Stored data entries
= = = = =

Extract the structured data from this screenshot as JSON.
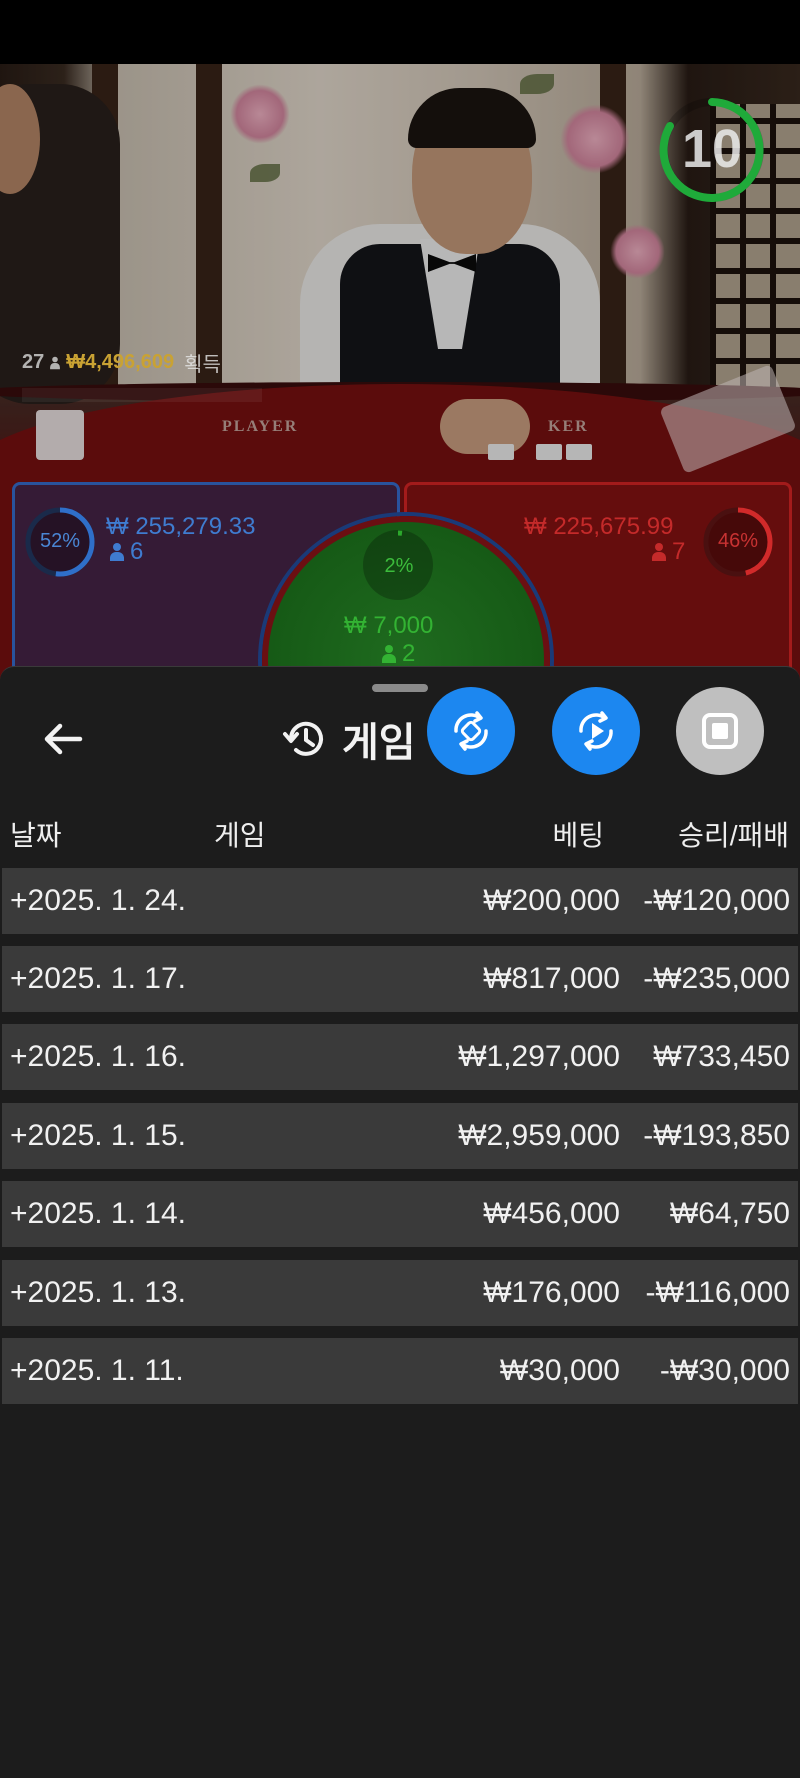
{
  "live": {
    "timer_value": "10",
    "ticker": {
      "count": "27",
      "amount": "₩4,496,609",
      "won_label": "획득"
    },
    "table_labels": {
      "player": "PLAYER",
      "banker": "KER"
    },
    "colors": {
      "player": "#2f6fc9",
      "banker": "#d12a2a",
      "tie": "#2ca82c",
      "timer": "#1faa3a",
      "ticker_amount": "#c9a233"
    },
    "player_spot": {
      "percent": "52%",
      "percent_value": 0.52,
      "amount": "₩ 255,279.33",
      "players": "6"
    },
    "banker_spot": {
      "percent": "46%",
      "percent_value": 0.46,
      "amount": "₩ 225,675.99",
      "players": "7"
    },
    "tie_spot": {
      "percent": "2%",
      "percent_value": 0.02,
      "amount": "₩ 7,000",
      "players": "2"
    }
  },
  "panel": {
    "title": "게임",
    "icons": {
      "back": "arrow-left-icon",
      "history": "history-icon",
      "fab1": "rotate-link-icon",
      "fab2": "replay-icon",
      "fab3": "stop-icon"
    },
    "columns": {
      "date": "날짜",
      "game": "게임",
      "bet": "베팅",
      "result": "승리/패배"
    },
    "rows": [
      {
        "date": "+2025. 1. 24.",
        "bet": "₩200,000",
        "result": "-₩120,000"
      },
      {
        "date": "+2025. 1. 17.",
        "bet": "₩817,000",
        "result": "-₩235,000"
      },
      {
        "date": "+2025. 1. 16.",
        "bet": "₩1,297,000",
        "result": "₩733,450"
      },
      {
        "date": "+2025. 1. 15.",
        "bet": "₩2,959,000",
        "result": "-₩193,850"
      },
      {
        "date": "+2025. 1. 14.",
        "bet": "₩456,000",
        "result": "₩64,750"
      },
      {
        "date": "+2025. 1. 13.",
        "bet": "₩176,000",
        "result": "-₩116,000"
      },
      {
        "date": "+2025. 1. 11.",
        "bet": "₩30,000",
        "result": "-₩30,000"
      }
    ]
  }
}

= = = = =

Set problem. Go back to the records above and write them out exactly, without the pictures.

Reply to the task.
Extract the structured data from this screenshot as JSON.
{
  "live": {
    "timer_value": "10",
    "ticker": {
      "count": "27",
      "amount": "₩4,496,609",
      "won_label": "획득"
    },
    "table_labels": {
      "player": "PLAYER",
      "banker": "KER"
    },
    "colors": {
      "player": "#2f6fc9",
      "banker": "#d12a2a",
      "tie": "#2ca82c",
      "timer": "#1faa3a",
      "ticker_amount": "#c9a233"
    },
    "player_spot": {
      "percent": "52%",
      "percent_value": 0.52,
      "amount": "₩ 255,279.33",
      "players": "6"
    },
    "banker_spot": {
      "percent": "46%",
      "percent_value": 0.46,
      "amount": "₩ 225,675.99",
      "players": "7"
    },
    "tie_spot": {
      "percent": "2%",
      "percent_value": 0.02,
      "amount": "₩ 7,000",
      "players": "2"
    }
  },
  "panel": {
    "title": "게임",
    "icons": {
      "back": "arrow-left-icon",
      "history": "history-icon",
      "fab1": "rotate-link-icon",
      "fab2": "replay-icon",
      "fab3": "stop-icon"
    },
    "columns": {
      "date": "날짜",
      "game": "게임",
      "bet": "베팅",
      "result": "승리/패배"
    },
    "rows": [
      {
        "date": "+2025. 1. 24.",
        "bet": "₩200,000",
        "result": "-₩120,000"
      },
      {
        "date": "+2025. 1. 17.",
        "bet": "₩817,000",
        "result": "-₩235,000"
      },
      {
        "date": "+2025. 1. 16.",
        "bet": "₩1,297,000",
        "result": "₩733,450"
      },
      {
        "date": "+2025. 1. 15.",
        "bet": "₩2,959,000",
        "result": "-₩193,850"
      },
      {
        "date": "+2025. 1. 14.",
        "bet": "₩456,000",
        "result": "₩64,750"
      },
      {
        "date": "+2025. 1. 13.",
        "bet": "₩176,000",
        "result": "-₩116,000"
      },
      {
        "date": "+2025. 1. 11.",
        "bet": "₩30,000",
        "result": "-₩30,000"
      }
    ]
  }
}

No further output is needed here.